▸ **The request**:
Transcribe all the entries word for word, but omit the images.

***** Listed records *****

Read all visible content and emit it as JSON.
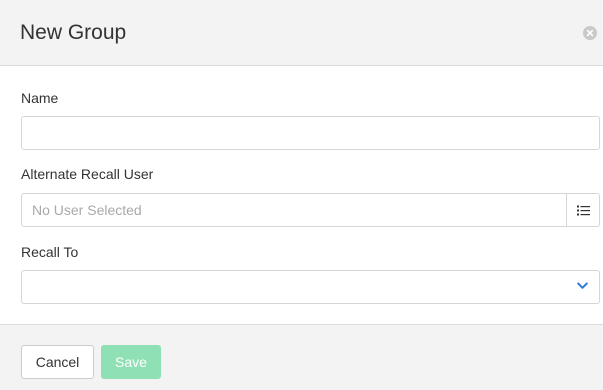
{
  "dialog": {
    "title": "New Group",
    "close_icon": "close-circle-icon"
  },
  "form": {
    "name": {
      "label": "Name",
      "value": ""
    },
    "alternate_recall_user": {
      "label": "Alternate Recall User",
      "value": "",
      "placeholder": "No User Selected",
      "picker_icon": "list-icon"
    },
    "recall_to": {
      "label": "Recall To",
      "selected": "",
      "icon": "chevron-down-icon"
    }
  },
  "footer": {
    "cancel_label": "Cancel",
    "save_label": "Save"
  },
  "colors": {
    "header_bg": "#f3f3f3",
    "save_button_bg": "#8fe0b4",
    "chevron": "#2f7bd8"
  }
}
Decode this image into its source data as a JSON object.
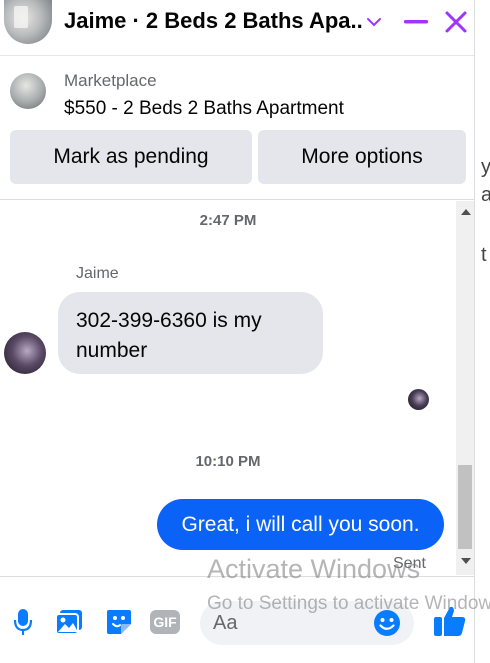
{
  "header": {
    "title": "Jaime · 2 Beds 2 Baths Apa...",
    "icons": [
      "chevron-down-icon",
      "minimize-icon",
      "close-icon"
    ],
    "accent_color": "#a033ff"
  },
  "marketplace": {
    "label": "Marketplace",
    "listing": "$550 - 2 Beds 2 Baths Apartment",
    "buttons": {
      "pending": "Mark as pending",
      "more": "More options"
    }
  },
  "background_page": {
    "fragments": [
      "y",
      "a",
      "t"
    ]
  },
  "thread": {
    "time_1": "2:47 PM",
    "sender": "Jaime",
    "incoming_message": "302-399-6360 is my number",
    "time_2": "10:10 PM",
    "outgoing_message": "Great, i will call you soon.",
    "status": "Sent",
    "outgoing_color": "#0a62f6"
  },
  "composer": {
    "placeholder": "Aa",
    "icons": [
      "microphone-icon",
      "photo-icon",
      "sticker-icon",
      "gif-icon",
      "emoji-icon",
      "like-icon"
    ],
    "gif_label": "GIF",
    "icon_color": "#0a7cff"
  },
  "watermark": {
    "line1": "Activate Windows",
    "line2": "Go to Settings to activate Windows."
  }
}
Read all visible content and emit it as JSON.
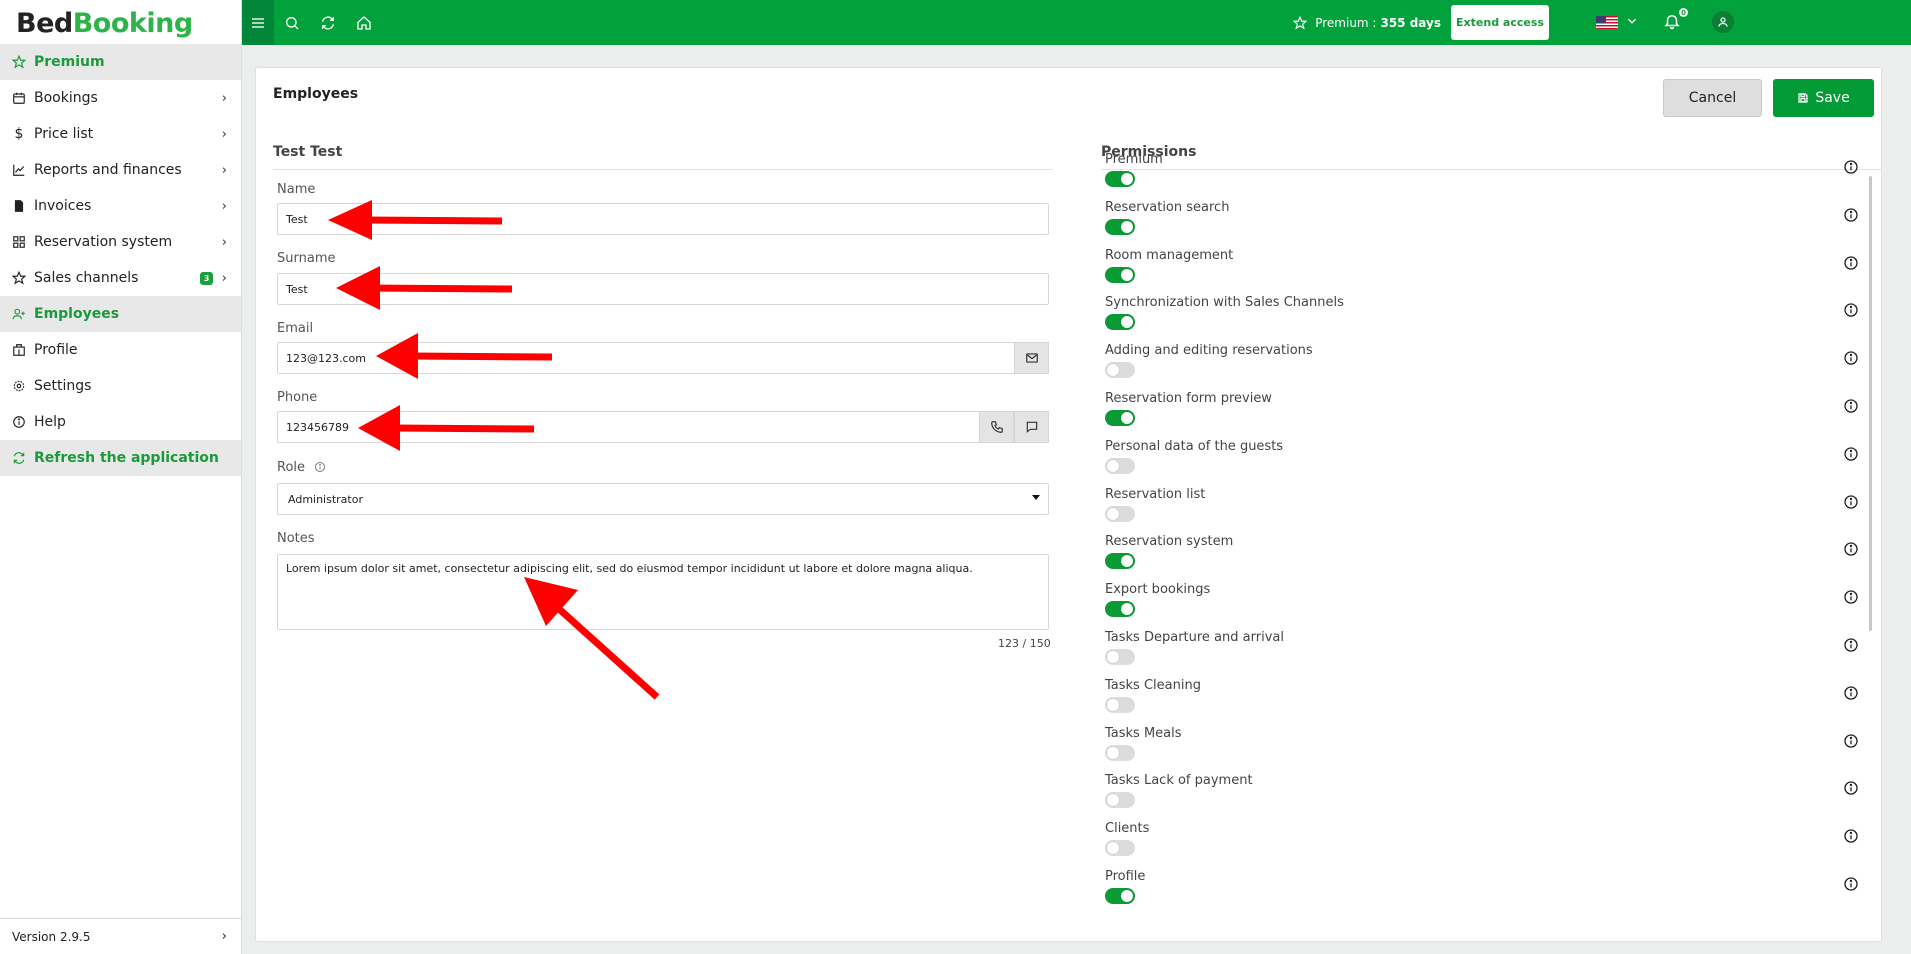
{
  "app": {
    "logo_part1": "Bed",
    "logo_part2": "Booking",
    "version": "Version 2.9.5"
  },
  "sidebar": {
    "items": [
      {
        "label": "Premium",
        "icon": "star-icon"
      },
      {
        "label": "Bookings",
        "icon": "calendar-icon"
      },
      {
        "label": "Price list",
        "icon": "dollar-icon"
      },
      {
        "label": "Reports and finances",
        "icon": "chart-icon"
      },
      {
        "label": "Invoices",
        "icon": "invoice-icon"
      },
      {
        "label": "Reservation system",
        "icon": "grid-icon"
      },
      {
        "label": "Sales channels",
        "icon": "star-outline-icon",
        "badge": "3"
      },
      {
        "label": "Employees",
        "icon": "user-plus-icon"
      },
      {
        "label": "Profile",
        "icon": "building-icon"
      },
      {
        "label": "Settings",
        "icon": "gear-icon"
      },
      {
        "label": "Help",
        "icon": "info-icon"
      },
      {
        "label": "Refresh the application",
        "icon": "refresh-icon"
      }
    ]
  },
  "topbar": {
    "premium_label": "Premium :",
    "premium_days": "355 days",
    "extend_label": "Extend access",
    "notification_count": "0"
  },
  "page": {
    "title": "Employees",
    "cancel_label": "Cancel",
    "save_label": "Save"
  },
  "form": {
    "section_title": "Test Test",
    "name_label": "Name",
    "name_value": "Test",
    "surname_label": "Surname",
    "surname_value": "Test",
    "email_label": "Email",
    "email_value": "123@123.com",
    "phone_label": "Phone",
    "phone_value": "123456789",
    "role_label": "Role",
    "role_value": "Administrator",
    "notes_label": "Notes",
    "notes_value": "Lorem ipsum dolor sit amet, consectetur adipiscing elit, sed do eiusmod tempor incididunt ut labore et dolore magna aliqua.",
    "notes_counter": "123 / 150"
  },
  "permissions": {
    "title": "Permissions",
    "items": [
      {
        "label": "Premium",
        "on": true
      },
      {
        "label": "Reservation search",
        "on": true
      },
      {
        "label": "Room management",
        "on": true
      },
      {
        "label": "Synchronization with Sales Channels",
        "on": true
      },
      {
        "label": "Adding and editing reservations",
        "on": false
      },
      {
        "label": "Reservation form preview",
        "on": true
      },
      {
        "label": "Personal data of the guests",
        "on": false
      },
      {
        "label": "Reservation list",
        "on": false
      },
      {
        "label": "Reservation system",
        "on": true
      },
      {
        "label": "Export bookings",
        "on": true
      },
      {
        "label": "Tasks Departure and arrival",
        "on": false
      },
      {
        "label": "Tasks Cleaning",
        "on": false
      },
      {
        "label": "Tasks Meals",
        "on": false
      },
      {
        "label": "Tasks Lack of payment",
        "on": false
      },
      {
        "label": "Clients",
        "on": false
      },
      {
        "label": "Profile",
        "on": true
      }
    ]
  },
  "colors": {
    "brand_green": "#01a13b",
    "annotation_red": "#ff0000"
  }
}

*****

▸ **Solution**:
Read all visible content and emit it as JSON.
{
  "dialog": {
    "title": "New Group",
    "close_icon": "close-circle-icon"
  },
  "form": {
    "name": {
      "label": "Name",
      "value": ""
    },
    "alternate_recall_user": {
      "label": "Alternate Recall User",
      "value": "",
      "placeholder": "No User Selected",
      "picker_icon": "list-icon"
    },
    "recall_to": {
      "label": "Recall To",
      "selected": "",
      "icon": "chevron-down-icon"
    }
  },
  "footer": {
    "cancel_label": "Cancel",
    "save_label": "Save"
  },
  "colors": {
    "header_bg": "#f3f3f3",
    "save_button_bg": "#8fe0b4",
    "chevron": "#2f7bd8"
  }
}
Decode this image into its source data as a JSON object.
{
  "header": {
    "title": "Jaime · 2 Beds 2 Baths Apa...",
    "icons": [
      "chevron-down-icon",
      "minimize-icon",
      "close-icon"
    ],
    "accent_color": "#a033ff"
  },
  "marketplace": {
    "label": "Marketplace",
    "listing": "$550 - 2 Beds 2 Baths Apartment",
    "buttons": {
      "pending": "Mark as pending",
      "more": "More options"
    }
  },
  "background_page": {
    "fragments": [
      "y",
      "a",
      "t"
    ]
  },
  "thread": {
    "time_1": "2:47 PM",
    "sender": "Jaime",
    "incoming_message": "302-399-6360 is my number",
    "time_2": "10:10 PM",
    "outgoing_message": "Great, i will call you soon.",
    "status": "Sent",
    "outgoing_color": "#0a62f6"
  },
  "composer": {
    "placeholder": "Aa",
    "icons": [
      "microphone-icon",
      "photo-icon",
      "sticker-icon",
      "gif-icon",
      "emoji-icon",
      "like-icon"
    ],
    "gif_label": "GIF",
    "icon_color": "#0a7cff"
  },
  "watermark": {
    "line1": "Activate Windows",
    "line2": "Go to Settings to activate Windows."
  }
}
Read all visible content and emit it as JSON.
{
  "app": {
    "logo_part1": "Bed",
    "logo_part2": "Booking",
    "version": "Version 2.9.5"
  },
  "sidebar": {
    "items": [
      {
        "label": "Premium",
        "icon": "star-icon"
      },
      {
        "label": "Bookings",
        "icon": "calendar-icon"
      },
      {
        "label": "Price list",
        "icon": "dollar-icon"
      },
      {
        "label": "Reports and finances",
        "icon": "chart-icon"
      },
      {
        "label": "Invoices",
        "icon": "invoice-icon"
      },
      {
        "label": "Reservation system",
        "icon": "grid-icon"
      },
      {
        "label": "Sales channels",
        "icon": "star-outline-icon",
        "badge": "3"
      },
      {
        "label": "Employees",
        "icon": "user-plus-icon"
      },
      {
        "label": "Profile",
        "icon": "building-icon"
      },
      {
        "label": "Settings",
        "icon": "gear-icon"
      },
      {
        "label": "Help",
        "icon": "info-icon"
      },
      {
        "label": "Refresh the application",
        "icon": "refresh-icon"
      }
    ]
  },
  "topbar": {
    "premium_label": "Premium :",
    "premium_days": "355 days",
    "extend_label": "Extend access",
    "notification_count": "0"
  },
  "page": {
    "title": "Employees",
    "cancel_label": "Cancel",
    "save_label": "Save"
  },
  "form": {
    "section_title": "Test Test",
    "name_label": "Name",
    "name_value": "Test",
    "surname_label": "Surname",
    "surname_value": "Test",
    "email_label": "Email",
    "email_value": "123@123.com",
    "phone_label": "Phone",
    "phone_value": "123456789",
    "role_label": "Role",
    "role_value": "Administrator",
    "notes_label": "Notes",
    "notes_value": "Lorem ipsum dolor sit amet, consectetur adipiscing elit, sed do eiusmod tempor incididunt ut labore et dolore magna aliqua.",
    "notes_counter": "123 / 150"
  },
  "permissions": {
    "title": "Permissions",
    "items": [
      {
        "label": "Premium",
        "on": true
      },
      {
        "label": "Reservation search",
        "on": true
      },
      {
        "label": "Room management",
        "on": true
      },
      {
        "label": "Synchronization with Sales Channels",
        "on": true
      },
      {
        "label": "Adding and editing reservations",
        "on": false
      },
      {
        "label": "Reservation form preview",
        "on": true
      },
      {
        "label": "Personal data of the guests",
        "on": false
      },
      {
        "label": "Reservation list",
        "on": false
      },
      {
        "label": "Reservation system",
        "on": true
      },
      {
        "label": "Export bookings",
        "on": true
      },
      {
        "label": "Tasks Departure and arrival",
        "on": false
      },
      {
        "label": "Tasks Cleaning",
        "on": false
      },
      {
        "label": "Tasks Meals",
        "on": false
      },
      {
        "label": "Tasks Lack of payment",
        "on": false
      },
      {
        "label": "Clients",
        "on": false
      },
      {
        "label": "Profile",
        "on": true
      }
    ]
  },
  "colors": {
    "brand_green": "#01a13b",
    "annotation_red": "#ff0000"
  }
}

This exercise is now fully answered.